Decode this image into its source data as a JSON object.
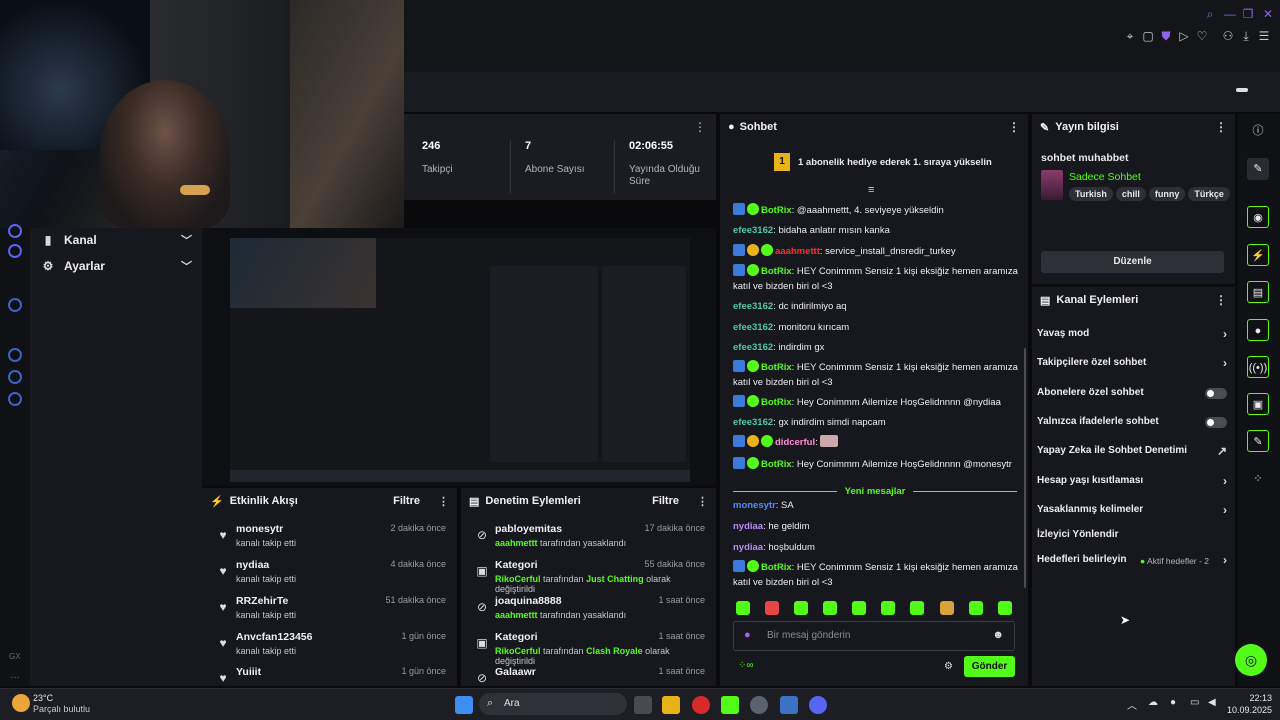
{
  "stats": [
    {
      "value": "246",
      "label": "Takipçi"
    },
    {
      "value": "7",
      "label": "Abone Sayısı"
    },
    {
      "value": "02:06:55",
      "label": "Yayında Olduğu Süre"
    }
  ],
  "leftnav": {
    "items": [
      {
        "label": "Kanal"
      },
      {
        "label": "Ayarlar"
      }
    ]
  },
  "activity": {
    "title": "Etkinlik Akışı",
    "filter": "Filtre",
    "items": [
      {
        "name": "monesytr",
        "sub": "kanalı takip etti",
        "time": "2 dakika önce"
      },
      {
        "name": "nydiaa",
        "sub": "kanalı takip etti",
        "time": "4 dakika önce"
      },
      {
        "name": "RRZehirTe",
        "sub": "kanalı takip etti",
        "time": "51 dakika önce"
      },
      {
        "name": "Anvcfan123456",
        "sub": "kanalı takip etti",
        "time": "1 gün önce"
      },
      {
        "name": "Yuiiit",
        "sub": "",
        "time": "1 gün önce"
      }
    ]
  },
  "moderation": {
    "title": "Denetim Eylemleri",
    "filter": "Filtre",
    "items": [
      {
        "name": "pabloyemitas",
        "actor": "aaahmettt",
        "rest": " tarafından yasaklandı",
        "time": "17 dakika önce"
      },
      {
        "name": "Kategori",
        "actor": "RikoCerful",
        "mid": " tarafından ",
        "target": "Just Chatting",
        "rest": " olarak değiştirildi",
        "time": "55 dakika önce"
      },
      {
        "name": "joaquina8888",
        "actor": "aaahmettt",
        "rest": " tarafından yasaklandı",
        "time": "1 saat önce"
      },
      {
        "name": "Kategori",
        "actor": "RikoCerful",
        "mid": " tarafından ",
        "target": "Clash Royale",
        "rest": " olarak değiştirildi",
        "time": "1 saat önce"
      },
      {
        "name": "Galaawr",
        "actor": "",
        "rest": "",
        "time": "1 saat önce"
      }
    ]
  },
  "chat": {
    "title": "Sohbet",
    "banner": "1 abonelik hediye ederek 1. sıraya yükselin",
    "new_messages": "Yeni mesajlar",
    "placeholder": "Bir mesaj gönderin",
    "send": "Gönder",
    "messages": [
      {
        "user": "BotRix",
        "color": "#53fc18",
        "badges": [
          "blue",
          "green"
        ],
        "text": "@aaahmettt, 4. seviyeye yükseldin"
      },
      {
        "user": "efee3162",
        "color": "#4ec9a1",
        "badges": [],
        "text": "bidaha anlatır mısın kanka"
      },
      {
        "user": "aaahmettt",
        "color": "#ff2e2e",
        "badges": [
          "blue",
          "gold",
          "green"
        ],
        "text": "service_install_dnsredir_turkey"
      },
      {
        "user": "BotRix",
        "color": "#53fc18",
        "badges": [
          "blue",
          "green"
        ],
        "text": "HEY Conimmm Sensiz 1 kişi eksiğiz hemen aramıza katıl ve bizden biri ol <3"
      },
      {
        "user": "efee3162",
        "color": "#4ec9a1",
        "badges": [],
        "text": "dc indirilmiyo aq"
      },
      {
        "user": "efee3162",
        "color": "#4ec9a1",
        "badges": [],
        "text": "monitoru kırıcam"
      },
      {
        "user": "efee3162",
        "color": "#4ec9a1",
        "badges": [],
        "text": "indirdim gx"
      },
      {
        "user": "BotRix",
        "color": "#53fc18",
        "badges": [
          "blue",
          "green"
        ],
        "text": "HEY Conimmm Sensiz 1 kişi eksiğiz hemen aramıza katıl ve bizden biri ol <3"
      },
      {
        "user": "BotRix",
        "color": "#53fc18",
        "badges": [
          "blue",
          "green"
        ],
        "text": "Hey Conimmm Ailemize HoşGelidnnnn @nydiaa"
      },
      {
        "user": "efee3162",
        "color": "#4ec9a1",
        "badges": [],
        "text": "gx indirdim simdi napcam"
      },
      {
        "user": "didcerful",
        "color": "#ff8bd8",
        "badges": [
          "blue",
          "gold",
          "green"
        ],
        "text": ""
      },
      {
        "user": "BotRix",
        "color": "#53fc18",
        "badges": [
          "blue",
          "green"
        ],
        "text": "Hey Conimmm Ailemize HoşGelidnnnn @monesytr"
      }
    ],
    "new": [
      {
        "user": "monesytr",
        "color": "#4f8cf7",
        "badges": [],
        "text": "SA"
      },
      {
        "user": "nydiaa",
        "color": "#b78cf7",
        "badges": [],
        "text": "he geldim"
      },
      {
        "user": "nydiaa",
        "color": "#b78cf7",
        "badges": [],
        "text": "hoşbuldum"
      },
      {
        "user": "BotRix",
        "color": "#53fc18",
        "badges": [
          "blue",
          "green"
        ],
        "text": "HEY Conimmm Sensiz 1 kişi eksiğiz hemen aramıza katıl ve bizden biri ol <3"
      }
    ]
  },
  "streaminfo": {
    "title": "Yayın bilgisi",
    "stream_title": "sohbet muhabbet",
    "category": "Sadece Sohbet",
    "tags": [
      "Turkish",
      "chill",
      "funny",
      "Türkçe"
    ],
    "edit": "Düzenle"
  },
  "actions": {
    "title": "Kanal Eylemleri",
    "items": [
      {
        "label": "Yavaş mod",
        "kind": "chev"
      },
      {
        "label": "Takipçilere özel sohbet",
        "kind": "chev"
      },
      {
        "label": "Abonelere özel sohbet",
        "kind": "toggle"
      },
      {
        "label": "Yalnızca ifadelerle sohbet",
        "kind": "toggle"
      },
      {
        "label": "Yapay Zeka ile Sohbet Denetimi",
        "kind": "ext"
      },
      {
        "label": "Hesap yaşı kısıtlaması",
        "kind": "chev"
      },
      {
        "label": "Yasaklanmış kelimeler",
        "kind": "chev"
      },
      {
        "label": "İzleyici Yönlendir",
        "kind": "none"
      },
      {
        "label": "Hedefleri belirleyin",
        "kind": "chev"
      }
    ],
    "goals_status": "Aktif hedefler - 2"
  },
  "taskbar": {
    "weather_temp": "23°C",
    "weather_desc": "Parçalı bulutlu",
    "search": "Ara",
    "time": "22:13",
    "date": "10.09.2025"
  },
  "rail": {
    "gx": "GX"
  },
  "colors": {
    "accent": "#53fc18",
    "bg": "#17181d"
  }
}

Written instruction -> What is the number of lines in the records that contain the word "Ailemize"? Answer with the number and nothing else.

Exercise result -> 2